* _TEXT PROVIDED_
• • • • • • •

Cort blocks the estradiol-induced LH surge. Mean (±SEM) serum Cort (ng/mL, A) and LH (ng/mL, B) in adult female mice ovariectomized and exposed to a positive feedback regimen of constant elevated estradiol along with either a cholesterol (Veh) or Cort implant. Two days after surgery, blood was collected in the morning (am; 10 am) or evening (pm; 6 pm) of the expected LH surge in female mice. C, Percentage of female mice, treated with either Veh or Cort, that responded to the estradiol stimulus with an LH surge; n = 6 animals/group. Values were analyzed by two-way ANOVA with group (Veh vs Cort) and time (am vs pm) as factors or χ² analysis (LH surge incidence). *, P < .001, Veh vs Cort.

Figure 3.

Cort inhibits Kiss1 expression at the time of the LH surge. Representative dark-field photomicrographs showing Kiss1 mRNA (silver grain clusters) expressed in the AVPV/PeN at the time of the expected LH surge (6 pm) in brains collected from female mice exposed to a surge-inducing estradiol stimulus, as well as a pellet containing cholesterol (Veh) (A) or Cort (B). C, Mean (±SEM) number of Kiss1 mRNA-containing cells in the AVPV/PeN of Veh- and Cort-treated females. D, Mean (±SEM) level of Kiss1 mRNA per cell in the AVPV/PeN of Veh- and Cort-treated females. E, Mean (±SEM) total Kiss1 mRNA in the AVPV/PeN of Veh- and Cort-treated females. n = 6 animals per group. Values were analyzed by one-way ANOVA. *, P < .01, Veh vs Cort; 3V, third ventricle.

• • • • • • •

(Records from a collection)
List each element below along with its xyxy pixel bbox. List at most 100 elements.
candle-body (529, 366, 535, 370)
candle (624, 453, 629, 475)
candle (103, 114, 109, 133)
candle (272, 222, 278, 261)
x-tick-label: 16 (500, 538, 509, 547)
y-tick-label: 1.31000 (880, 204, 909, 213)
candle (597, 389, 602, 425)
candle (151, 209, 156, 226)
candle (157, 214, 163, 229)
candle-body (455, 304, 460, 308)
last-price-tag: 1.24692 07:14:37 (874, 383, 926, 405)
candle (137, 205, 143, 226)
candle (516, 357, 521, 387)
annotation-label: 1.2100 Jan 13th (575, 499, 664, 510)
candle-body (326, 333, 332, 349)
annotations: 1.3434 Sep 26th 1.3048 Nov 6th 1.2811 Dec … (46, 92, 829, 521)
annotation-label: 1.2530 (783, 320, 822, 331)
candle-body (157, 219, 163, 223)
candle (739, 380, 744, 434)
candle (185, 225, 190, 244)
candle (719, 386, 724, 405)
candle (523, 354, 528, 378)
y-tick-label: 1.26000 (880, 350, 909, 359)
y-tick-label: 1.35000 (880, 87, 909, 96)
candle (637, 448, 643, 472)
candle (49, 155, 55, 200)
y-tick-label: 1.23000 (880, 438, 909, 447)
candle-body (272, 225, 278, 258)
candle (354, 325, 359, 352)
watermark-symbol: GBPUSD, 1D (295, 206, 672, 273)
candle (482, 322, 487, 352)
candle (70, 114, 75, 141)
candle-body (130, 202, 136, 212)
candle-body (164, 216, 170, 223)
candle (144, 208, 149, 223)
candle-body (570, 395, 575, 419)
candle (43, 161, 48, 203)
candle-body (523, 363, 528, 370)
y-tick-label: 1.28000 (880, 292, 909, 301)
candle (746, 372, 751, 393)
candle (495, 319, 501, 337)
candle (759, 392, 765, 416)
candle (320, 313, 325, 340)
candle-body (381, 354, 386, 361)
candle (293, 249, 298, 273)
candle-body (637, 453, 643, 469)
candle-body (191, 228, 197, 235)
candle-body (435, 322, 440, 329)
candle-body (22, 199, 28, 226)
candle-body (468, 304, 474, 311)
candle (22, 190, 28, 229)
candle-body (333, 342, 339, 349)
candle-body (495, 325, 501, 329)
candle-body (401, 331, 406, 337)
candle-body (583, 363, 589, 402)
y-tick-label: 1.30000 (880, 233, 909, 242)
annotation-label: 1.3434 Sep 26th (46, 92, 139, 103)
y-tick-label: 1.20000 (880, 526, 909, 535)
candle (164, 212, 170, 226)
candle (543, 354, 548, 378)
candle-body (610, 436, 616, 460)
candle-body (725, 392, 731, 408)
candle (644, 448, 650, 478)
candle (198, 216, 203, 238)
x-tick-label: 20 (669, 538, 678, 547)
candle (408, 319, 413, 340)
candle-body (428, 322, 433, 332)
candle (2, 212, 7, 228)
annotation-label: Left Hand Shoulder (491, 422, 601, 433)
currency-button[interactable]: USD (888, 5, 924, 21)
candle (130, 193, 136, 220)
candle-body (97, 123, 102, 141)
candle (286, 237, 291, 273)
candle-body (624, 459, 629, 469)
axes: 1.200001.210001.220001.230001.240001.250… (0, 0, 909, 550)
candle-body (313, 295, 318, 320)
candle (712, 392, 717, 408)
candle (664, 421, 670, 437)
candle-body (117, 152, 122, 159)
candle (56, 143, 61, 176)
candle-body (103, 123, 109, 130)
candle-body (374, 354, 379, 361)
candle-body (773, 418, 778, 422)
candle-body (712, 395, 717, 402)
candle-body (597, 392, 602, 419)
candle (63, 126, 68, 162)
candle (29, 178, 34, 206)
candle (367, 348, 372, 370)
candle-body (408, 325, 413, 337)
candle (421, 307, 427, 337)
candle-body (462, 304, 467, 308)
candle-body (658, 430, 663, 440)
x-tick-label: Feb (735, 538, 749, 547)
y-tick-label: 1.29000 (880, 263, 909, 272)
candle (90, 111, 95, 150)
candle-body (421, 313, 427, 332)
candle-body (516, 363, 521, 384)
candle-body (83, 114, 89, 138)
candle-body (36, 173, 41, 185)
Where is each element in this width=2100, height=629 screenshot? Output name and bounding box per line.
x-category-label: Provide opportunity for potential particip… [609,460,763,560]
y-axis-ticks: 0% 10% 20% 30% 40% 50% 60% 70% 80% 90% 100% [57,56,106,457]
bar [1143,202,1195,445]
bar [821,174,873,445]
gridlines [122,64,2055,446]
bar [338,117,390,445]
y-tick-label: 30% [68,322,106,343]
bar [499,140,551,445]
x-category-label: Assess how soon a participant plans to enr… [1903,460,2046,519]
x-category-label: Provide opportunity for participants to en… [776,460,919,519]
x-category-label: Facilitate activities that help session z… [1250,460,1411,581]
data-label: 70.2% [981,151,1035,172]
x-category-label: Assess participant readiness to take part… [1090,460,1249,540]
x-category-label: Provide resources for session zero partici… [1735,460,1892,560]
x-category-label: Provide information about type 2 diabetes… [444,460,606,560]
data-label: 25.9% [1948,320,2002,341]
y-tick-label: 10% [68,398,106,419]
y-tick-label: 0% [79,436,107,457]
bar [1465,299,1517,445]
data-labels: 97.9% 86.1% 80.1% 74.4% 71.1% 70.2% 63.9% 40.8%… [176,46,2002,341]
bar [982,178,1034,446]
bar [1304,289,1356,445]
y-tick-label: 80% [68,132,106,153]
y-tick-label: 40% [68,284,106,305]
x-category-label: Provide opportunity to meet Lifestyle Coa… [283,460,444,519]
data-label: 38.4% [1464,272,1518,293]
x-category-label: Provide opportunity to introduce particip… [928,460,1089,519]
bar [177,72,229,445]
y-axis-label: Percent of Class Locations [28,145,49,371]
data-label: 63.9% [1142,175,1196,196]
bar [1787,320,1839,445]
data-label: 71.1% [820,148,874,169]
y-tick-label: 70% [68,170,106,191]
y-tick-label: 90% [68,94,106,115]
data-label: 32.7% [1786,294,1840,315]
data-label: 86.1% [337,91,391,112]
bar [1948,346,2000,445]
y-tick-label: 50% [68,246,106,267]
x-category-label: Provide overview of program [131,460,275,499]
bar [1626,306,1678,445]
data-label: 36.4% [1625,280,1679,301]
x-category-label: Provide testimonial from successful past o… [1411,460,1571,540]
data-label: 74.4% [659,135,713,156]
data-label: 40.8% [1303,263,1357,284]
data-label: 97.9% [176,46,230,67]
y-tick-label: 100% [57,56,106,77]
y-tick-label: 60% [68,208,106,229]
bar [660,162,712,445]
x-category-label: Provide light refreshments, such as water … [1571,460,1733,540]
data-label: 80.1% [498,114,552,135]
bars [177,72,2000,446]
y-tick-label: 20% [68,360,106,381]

• • • • • • •

* _WHAT IS NEEDED_
Reproduce the full figure captions on corticosterone blocking the LH surge, word for word and unchanged.

* _REPLY TO THE TASK_
Cort blocks the estradiol-induced LH surge. Mean (±SEM) serum Cort (ng/mL, A) and LH (ng/mL, B) in adult female mice ovariectomized and exposed to a positive feedback regimen of constant elevated estradiol along with either a cholesterol (Veh) or Cort implant. Two days after surgery, blood was collected in the morning (am; 10 am) or evening (pm; 6 pm) of the expected LH surge in female mice. C, Percentage of female mice, treated with either Veh or Cort, that responded to the estradiol stimulus with an LH surge; n = 6 animals/group. Values were analyzed by two-way ANOVA with group (Veh vs Cort) and time (am vs pm) as factors or χ² analysis (LH surge incidence). *, P < .001, Veh vs Cort.

Figure 3.

Cort inhibits Kiss1 expression at the time of the LH surge. Representative dark-field photomicrographs showing Kiss1 mRNA (silver grain clusters) expressed in the AVPV/PeN at the time of the expected LH surge (6 pm) in brains collected from female mice exposed to a surge-inducing estradiol stimulus, as well as a pellet containing cholesterol (Veh) (A) or Cort (B). C, Mean (±SEM) number of Kiss1 mRNA-containing cells in the AVPV/PeN of Veh- and Cort-treated females. D, Mean (±SEM) level of Kiss1 mRNA per cell in the AVPV/PeN of Veh- and Cort-treated females. E, Mean (±SEM) total Kiss1 mRNA in the AVPV/PeN of Veh- and Cort-treated females. n = 6 animals per group. Values were analyzed by one-way ANOVA. *, P < .01, Veh vs Cort; 3V, third ventricle.